→ THE TASK
Return all lines that include the string "type".

------------

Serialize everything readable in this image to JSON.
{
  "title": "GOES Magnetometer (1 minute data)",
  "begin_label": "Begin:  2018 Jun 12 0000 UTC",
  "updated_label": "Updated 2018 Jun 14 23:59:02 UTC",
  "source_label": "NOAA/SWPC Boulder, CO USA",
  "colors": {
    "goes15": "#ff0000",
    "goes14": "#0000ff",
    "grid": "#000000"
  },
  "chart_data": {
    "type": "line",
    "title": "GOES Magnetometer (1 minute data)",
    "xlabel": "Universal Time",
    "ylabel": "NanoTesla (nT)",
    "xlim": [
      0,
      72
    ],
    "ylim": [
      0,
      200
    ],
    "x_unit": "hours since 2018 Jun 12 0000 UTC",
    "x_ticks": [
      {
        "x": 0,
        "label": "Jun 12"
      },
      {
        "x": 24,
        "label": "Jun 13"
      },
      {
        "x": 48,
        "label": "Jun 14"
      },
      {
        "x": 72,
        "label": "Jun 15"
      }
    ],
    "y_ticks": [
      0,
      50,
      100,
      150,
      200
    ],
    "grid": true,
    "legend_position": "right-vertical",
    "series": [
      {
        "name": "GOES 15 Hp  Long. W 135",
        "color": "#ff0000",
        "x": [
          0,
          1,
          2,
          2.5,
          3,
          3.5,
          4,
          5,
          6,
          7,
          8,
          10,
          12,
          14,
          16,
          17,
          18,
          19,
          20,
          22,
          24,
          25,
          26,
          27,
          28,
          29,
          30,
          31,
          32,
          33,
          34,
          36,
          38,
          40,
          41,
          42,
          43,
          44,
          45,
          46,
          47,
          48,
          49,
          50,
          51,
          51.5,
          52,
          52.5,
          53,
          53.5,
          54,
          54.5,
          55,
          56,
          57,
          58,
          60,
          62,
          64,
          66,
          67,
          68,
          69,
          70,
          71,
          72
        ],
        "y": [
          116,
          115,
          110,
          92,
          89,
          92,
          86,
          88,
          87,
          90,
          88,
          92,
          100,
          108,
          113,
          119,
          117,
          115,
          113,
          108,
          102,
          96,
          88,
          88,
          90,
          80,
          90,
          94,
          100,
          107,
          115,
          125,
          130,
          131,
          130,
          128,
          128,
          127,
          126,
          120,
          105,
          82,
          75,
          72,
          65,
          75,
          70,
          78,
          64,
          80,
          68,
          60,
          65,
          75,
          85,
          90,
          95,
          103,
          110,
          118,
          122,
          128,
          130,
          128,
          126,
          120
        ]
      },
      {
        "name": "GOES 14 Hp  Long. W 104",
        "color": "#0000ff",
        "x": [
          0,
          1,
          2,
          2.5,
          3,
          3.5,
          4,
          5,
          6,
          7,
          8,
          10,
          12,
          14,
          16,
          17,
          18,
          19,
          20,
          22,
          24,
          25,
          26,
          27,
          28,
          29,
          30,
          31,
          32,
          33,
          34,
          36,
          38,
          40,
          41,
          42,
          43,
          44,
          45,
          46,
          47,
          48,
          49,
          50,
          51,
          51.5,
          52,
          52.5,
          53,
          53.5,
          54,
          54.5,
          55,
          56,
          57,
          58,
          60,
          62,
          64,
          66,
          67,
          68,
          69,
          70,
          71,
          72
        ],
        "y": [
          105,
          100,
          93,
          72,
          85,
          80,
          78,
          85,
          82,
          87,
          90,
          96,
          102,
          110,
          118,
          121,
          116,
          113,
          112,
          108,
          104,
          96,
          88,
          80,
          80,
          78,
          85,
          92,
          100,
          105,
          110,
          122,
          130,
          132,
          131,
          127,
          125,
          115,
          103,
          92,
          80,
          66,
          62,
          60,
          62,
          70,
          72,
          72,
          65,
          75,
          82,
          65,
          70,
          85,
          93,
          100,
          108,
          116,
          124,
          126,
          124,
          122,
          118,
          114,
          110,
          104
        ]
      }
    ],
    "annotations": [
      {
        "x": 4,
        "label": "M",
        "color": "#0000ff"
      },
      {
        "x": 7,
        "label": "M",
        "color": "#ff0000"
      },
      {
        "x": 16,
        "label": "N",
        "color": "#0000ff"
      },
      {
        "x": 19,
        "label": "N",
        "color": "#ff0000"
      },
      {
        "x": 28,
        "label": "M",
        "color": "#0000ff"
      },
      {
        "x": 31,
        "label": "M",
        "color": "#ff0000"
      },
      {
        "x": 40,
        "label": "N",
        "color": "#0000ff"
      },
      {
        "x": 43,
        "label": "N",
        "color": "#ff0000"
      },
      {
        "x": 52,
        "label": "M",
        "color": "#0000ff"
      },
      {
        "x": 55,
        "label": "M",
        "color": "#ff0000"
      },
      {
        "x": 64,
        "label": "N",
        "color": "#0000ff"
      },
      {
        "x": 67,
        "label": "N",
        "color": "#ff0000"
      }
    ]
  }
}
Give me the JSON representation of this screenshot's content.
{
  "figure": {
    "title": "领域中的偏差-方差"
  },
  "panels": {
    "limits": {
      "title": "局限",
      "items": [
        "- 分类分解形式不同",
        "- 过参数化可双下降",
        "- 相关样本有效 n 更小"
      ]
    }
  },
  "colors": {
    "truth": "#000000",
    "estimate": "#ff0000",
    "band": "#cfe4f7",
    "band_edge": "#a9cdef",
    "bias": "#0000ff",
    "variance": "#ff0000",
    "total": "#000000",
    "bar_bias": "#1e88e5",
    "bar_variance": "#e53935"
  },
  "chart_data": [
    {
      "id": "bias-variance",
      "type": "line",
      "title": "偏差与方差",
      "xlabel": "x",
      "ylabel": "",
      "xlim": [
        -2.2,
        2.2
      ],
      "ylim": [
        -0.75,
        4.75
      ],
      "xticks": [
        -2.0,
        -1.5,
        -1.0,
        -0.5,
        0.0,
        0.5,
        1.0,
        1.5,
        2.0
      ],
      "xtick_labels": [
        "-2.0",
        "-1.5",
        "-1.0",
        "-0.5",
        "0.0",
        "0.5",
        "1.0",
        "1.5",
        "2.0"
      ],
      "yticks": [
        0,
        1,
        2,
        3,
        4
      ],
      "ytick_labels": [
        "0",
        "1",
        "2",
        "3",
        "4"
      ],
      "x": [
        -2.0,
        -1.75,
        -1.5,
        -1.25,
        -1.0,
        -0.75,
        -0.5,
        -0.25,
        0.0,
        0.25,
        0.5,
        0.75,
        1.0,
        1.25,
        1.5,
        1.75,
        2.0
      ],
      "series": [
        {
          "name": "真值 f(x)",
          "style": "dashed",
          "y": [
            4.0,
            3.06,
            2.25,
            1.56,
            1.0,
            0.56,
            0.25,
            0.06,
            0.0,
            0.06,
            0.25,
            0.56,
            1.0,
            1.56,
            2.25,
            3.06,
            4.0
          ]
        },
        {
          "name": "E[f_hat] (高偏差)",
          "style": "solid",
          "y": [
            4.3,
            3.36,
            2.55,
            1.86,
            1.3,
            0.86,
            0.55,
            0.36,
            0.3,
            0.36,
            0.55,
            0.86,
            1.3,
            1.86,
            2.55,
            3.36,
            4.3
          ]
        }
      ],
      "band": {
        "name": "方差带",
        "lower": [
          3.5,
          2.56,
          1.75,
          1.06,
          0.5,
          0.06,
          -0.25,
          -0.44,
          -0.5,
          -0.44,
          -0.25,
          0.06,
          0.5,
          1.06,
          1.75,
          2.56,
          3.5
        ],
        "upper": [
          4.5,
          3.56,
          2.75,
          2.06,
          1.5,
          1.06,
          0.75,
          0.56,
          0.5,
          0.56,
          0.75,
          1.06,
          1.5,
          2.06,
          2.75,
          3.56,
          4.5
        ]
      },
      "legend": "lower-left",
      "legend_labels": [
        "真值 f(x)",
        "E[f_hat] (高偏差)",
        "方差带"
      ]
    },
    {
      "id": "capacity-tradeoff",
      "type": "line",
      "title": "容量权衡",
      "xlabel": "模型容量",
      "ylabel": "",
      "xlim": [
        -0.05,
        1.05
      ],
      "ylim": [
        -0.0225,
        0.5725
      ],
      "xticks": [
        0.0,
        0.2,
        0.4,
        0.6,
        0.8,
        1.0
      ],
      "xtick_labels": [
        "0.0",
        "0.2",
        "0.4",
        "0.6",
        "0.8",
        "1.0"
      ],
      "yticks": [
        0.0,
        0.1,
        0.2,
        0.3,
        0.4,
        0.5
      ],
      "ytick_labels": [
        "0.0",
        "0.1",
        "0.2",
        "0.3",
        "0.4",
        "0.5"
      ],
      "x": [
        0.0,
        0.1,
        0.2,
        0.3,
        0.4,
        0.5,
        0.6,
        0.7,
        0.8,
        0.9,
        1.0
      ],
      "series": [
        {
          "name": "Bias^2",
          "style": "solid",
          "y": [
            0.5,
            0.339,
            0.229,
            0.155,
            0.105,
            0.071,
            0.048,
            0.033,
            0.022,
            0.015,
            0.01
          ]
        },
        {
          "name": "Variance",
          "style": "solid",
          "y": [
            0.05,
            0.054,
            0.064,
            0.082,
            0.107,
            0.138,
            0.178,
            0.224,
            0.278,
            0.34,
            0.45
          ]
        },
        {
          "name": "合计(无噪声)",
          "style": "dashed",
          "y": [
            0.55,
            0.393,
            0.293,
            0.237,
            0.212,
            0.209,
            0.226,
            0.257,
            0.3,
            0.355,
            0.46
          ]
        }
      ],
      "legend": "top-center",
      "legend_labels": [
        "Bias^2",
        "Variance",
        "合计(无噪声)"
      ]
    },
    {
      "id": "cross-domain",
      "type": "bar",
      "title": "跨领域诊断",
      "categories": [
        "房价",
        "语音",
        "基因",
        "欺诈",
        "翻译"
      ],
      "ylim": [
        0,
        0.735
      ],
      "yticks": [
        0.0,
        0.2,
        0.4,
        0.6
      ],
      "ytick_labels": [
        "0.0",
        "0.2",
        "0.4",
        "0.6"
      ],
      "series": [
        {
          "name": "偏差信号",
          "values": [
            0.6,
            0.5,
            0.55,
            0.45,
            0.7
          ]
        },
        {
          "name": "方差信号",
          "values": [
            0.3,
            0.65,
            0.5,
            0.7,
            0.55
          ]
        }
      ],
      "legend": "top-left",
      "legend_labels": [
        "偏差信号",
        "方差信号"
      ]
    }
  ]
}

------------

→ PROBLEM SOLUTION
    "type": "line",
      "type": "line",
      "type": "line",
      "type": "bar",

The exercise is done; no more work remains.